*DESCRIPTION OF THE TASK*: Your answer should be one number: how many lines of the data include the string "true"?

*GIVEN INFORMATION*:
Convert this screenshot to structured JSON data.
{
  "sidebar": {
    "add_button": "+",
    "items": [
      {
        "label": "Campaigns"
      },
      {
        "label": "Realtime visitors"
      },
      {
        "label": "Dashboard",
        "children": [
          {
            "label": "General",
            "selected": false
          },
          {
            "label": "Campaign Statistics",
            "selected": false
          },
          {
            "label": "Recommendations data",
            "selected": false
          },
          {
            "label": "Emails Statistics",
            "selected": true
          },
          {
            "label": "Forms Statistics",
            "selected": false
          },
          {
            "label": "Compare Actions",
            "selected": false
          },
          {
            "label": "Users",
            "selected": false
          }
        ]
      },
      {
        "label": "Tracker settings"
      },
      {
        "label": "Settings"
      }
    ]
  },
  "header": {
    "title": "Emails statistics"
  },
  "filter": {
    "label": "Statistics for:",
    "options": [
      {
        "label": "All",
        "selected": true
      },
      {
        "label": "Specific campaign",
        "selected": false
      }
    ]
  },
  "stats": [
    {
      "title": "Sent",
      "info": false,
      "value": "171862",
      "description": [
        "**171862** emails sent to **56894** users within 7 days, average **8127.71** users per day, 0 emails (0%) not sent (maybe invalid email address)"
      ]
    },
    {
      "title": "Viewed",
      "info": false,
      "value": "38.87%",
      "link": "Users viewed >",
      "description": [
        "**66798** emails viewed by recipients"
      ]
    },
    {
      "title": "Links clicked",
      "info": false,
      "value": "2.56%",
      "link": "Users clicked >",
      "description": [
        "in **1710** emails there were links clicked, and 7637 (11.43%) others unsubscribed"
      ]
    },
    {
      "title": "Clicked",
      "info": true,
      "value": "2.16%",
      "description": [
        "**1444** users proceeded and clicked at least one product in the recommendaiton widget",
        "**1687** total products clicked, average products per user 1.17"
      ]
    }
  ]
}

==

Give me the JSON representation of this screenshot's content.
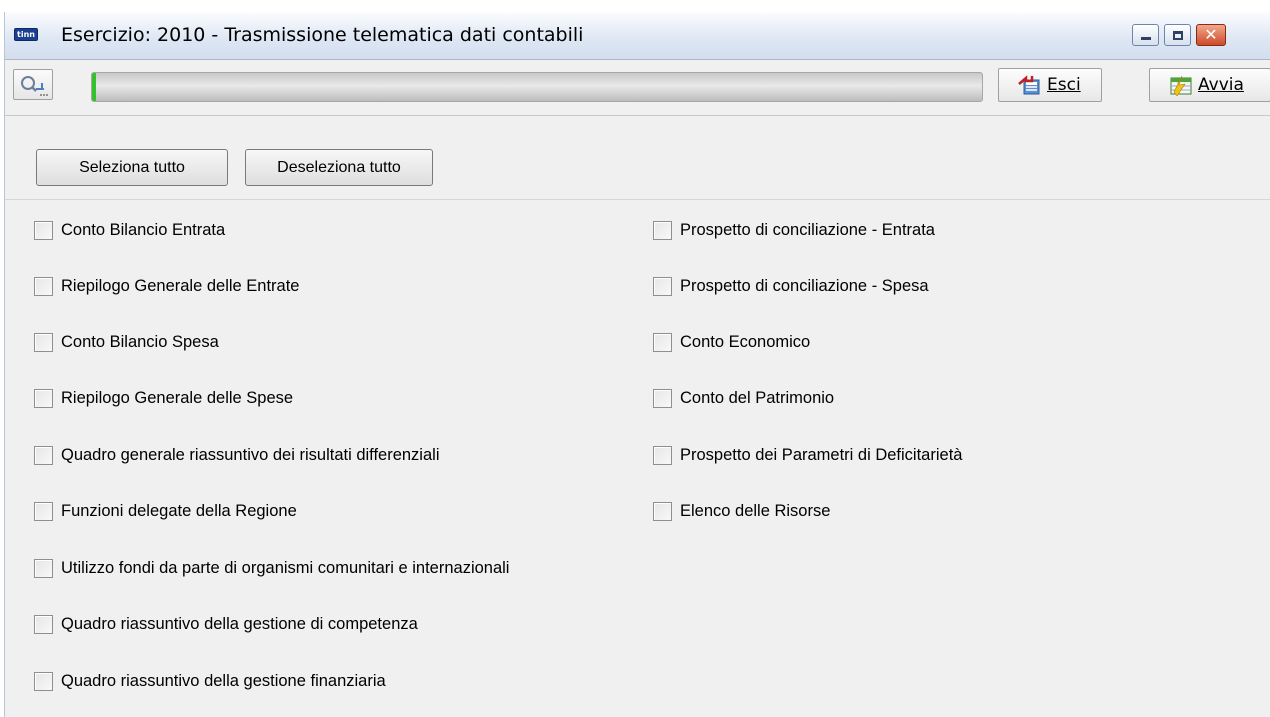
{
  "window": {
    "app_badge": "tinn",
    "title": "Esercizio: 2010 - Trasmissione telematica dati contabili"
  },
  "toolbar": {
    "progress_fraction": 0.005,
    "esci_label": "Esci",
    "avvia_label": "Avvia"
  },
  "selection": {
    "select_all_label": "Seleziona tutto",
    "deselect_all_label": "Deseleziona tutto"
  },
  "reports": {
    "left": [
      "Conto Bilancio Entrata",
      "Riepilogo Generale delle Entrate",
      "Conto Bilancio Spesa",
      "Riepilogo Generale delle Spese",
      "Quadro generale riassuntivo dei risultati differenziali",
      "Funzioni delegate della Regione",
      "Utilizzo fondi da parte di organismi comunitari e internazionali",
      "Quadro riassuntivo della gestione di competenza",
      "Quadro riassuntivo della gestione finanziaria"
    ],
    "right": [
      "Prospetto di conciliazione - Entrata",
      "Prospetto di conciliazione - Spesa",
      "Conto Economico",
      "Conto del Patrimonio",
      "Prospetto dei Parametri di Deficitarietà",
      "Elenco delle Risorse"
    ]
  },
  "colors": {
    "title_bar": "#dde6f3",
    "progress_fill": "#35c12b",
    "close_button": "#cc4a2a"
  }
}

*SOLUTION BELOW*: 3